- **Exercise prompt**:
Transcribe the material in full. Nothing should differ except that the pictures are left out.

- **Provided data**:
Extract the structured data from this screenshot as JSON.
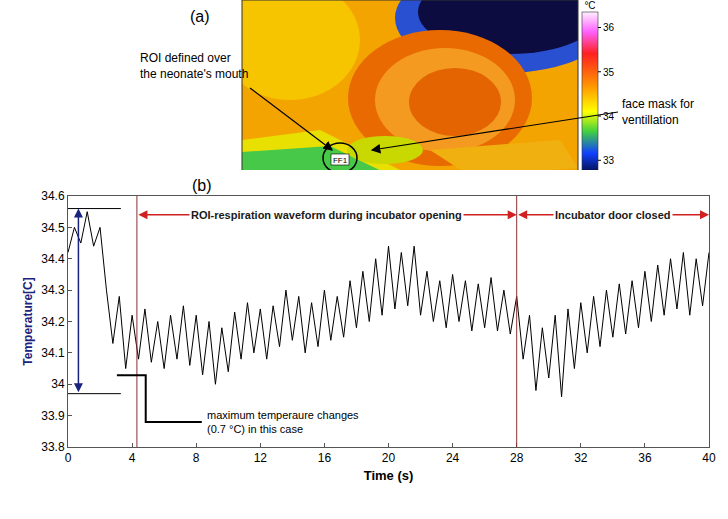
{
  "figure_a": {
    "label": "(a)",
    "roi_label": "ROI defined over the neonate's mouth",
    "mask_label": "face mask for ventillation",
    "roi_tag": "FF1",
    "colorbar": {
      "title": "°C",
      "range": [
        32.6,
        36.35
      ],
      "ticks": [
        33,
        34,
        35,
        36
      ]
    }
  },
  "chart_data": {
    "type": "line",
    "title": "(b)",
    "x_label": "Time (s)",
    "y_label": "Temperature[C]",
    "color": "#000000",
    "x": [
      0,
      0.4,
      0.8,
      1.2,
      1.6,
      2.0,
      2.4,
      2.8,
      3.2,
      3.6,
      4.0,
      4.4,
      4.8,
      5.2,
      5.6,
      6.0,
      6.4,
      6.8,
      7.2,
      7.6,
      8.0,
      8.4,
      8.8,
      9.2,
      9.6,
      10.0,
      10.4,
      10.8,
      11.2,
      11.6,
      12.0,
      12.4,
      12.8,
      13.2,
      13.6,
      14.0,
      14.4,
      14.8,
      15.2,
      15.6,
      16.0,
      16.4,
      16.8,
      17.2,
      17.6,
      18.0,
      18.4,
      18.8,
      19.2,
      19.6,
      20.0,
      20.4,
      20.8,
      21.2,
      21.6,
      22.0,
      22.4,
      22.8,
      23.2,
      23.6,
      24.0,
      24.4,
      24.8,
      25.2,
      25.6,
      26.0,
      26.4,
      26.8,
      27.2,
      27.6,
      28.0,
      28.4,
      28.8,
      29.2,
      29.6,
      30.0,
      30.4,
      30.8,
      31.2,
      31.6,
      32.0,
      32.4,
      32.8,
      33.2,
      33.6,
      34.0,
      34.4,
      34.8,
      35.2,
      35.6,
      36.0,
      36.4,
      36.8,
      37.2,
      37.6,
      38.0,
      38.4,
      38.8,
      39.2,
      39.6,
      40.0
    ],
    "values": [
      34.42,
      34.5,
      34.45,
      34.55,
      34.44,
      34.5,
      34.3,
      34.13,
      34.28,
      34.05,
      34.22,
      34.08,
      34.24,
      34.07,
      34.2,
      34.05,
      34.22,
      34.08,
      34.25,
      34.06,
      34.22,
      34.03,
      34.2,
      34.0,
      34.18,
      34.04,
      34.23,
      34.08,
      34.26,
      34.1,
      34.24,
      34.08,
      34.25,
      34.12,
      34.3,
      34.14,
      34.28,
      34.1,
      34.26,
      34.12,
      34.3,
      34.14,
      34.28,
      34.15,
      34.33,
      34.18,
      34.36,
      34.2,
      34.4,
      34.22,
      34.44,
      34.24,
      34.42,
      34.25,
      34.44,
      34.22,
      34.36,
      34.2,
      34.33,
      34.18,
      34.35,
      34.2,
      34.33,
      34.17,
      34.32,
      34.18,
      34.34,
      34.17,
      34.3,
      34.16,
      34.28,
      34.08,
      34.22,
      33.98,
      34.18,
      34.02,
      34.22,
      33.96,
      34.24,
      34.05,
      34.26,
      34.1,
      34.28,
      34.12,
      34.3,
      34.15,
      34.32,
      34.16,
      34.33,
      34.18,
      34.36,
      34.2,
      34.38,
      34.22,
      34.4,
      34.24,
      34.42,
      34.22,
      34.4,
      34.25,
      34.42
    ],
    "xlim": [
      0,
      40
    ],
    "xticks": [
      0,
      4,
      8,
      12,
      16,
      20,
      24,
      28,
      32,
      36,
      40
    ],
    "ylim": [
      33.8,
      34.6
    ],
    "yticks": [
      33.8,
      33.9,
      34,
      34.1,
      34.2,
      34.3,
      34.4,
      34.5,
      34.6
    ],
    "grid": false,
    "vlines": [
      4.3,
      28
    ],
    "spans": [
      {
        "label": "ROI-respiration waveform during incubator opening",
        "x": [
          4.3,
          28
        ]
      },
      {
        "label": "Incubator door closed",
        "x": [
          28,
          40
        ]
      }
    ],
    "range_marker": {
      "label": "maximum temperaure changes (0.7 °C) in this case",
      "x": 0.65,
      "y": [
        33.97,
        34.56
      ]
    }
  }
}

- **Task answer**:
Extract the structured data from this screenshot as JSON.
{
  "figure_a": {
    "label": "(a)",
    "roi_label": "ROI defined over the neonate's mouth",
    "mask_label": "face mask for ventillation",
    "roi_tag": "FF1",
    "colorbar": {
      "title": "°C",
      "range": [
        32.6,
        36.35
      ],
      "ticks": [
        33,
        34,
        35,
        36
      ]
    }
  },
  "chart_data": {
    "type": "line",
    "title": "(b)",
    "x_label": "Time (s)",
    "y_label": "Temperature[C]",
    "color": "#000000",
    "x": [
      0,
      0.4,
      0.8,
      1.2,
      1.6,
      2.0,
      2.4,
      2.8,
      3.2,
      3.6,
      4.0,
      4.4,
      4.8,
      5.2,
      5.6,
      6.0,
      6.4,
      6.8,
      7.2,
      7.6,
      8.0,
      8.4,
      8.8,
      9.2,
      9.6,
      10.0,
      10.4,
      10.8,
      11.2,
      11.6,
      12.0,
      12.4,
      12.8,
      13.2,
      13.6,
      14.0,
      14.4,
      14.8,
      15.2,
      15.6,
      16.0,
      16.4,
      16.8,
      17.2,
      17.6,
      18.0,
      18.4,
      18.8,
      19.2,
      19.6,
      20.0,
      20.4,
      20.8,
      21.2,
      21.6,
      22.0,
      22.4,
      22.8,
      23.2,
      23.6,
      24.0,
      24.4,
      24.8,
      25.2,
      25.6,
      26.0,
      26.4,
      26.8,
      27.2,
      27.6,
      28.0,
      28.4,
      28.8,
      29.2,
      29.6,
      30.0,
      30.4,
      30.8,
      31.2,
      31.6,
      32.0,
      32.4,
      32.8,
      33.2,
      33.6,
      34.0,
      34.4,
      34.8,
      35.2,
      35.6,
      36.0,
      36.4,
      36.8,
      37.2,
      37.6,
      38.0,
      38.4,
      38.8,
      39.2,
      39.6,
      40.0
    ],
    "values": [
      34.42,
      34.5,
      34.45,
      34.55,
      34.44,
      34.5,
      34.3,
      34.13,
      34.28,
      34.05,
      34.22,
      34.08,
      34.24,
      34.07,
      34.2,
      34.05,
      34.22,
      34.08,
      34.25,
      34.06,
      34.22,
      34.03,
      34.2,
      34.0,
      34.18,
      34.04,
      34.23,
      34.08,
      34.26,
      34.1,
      34.24,
      34.08,
      34.25,
      34.12,
      34.3,
      34.14,
      34.28,
      34.1,
      34.26,
      34.12,
      34.3,
      34.14,
      34.28,
      34.15,
      34.33,
      34.18,
      34.36,
      34.2,
      34.4,
      34.22,
      34.44,
      34.24,
      34.42,
      34.25,
      34.44,
      34.22,
      34.36,
      34.2,
      34.33,
      34.18,
      34.35,
      34.2,
      34.33,
      34.17,
      34.32,
      34.18,
      34.34,
      34.17,
      34.3,
      34.16,
      34.28,
      34.08,
      34.22,
      33.98,
      34.18,
      34.02,
      34.22,
      33.96,
      34.24,
      34.05,
      34.26,
      34.1,
      34.28,
      34.12,
      34.3,
      34.15,
      34.32,
      34.16,
      34.33,
      34.18,
      34.36,
      34.2,
      34.38,
      34.22,
      34.4,
      34.24,
      34.42,
      34.22,
      34.4,
      34.25,
      34.42
    ],
    "xlim": [
      0,
      40
    ],
    "xticks": [
      0,
      4,
      8,
      12,
      16,
      20,
      24,
      28,
      32,
      36,
      40
    ],
    "ylim": [
      33.8,
      34.6
    ],
    "yticks": [
      33.8,
      33.9,
      34,
      34.1,
      34.2,
      34.3,
      34.4,
      34.5,
      34.6
    ],
    "grid": false,
    "vlines": [
      4.3,
      28
    ],
    "spans": [
      {
        "label": "ROI-respiration waveform during incubator opening",
        "x": [
          4.3,
          28
        ]
      },
      {
        "label": "Incubator door closed",
        "x": [
          28,
          40
        ]
      }
    ],
    "range_marker": {
      "label": "maximum temperaure changes (0.7 °C) in this case",
      "x": 0.65,
      "y": [
        33.97,
        34.56
      ]
    }
  }
}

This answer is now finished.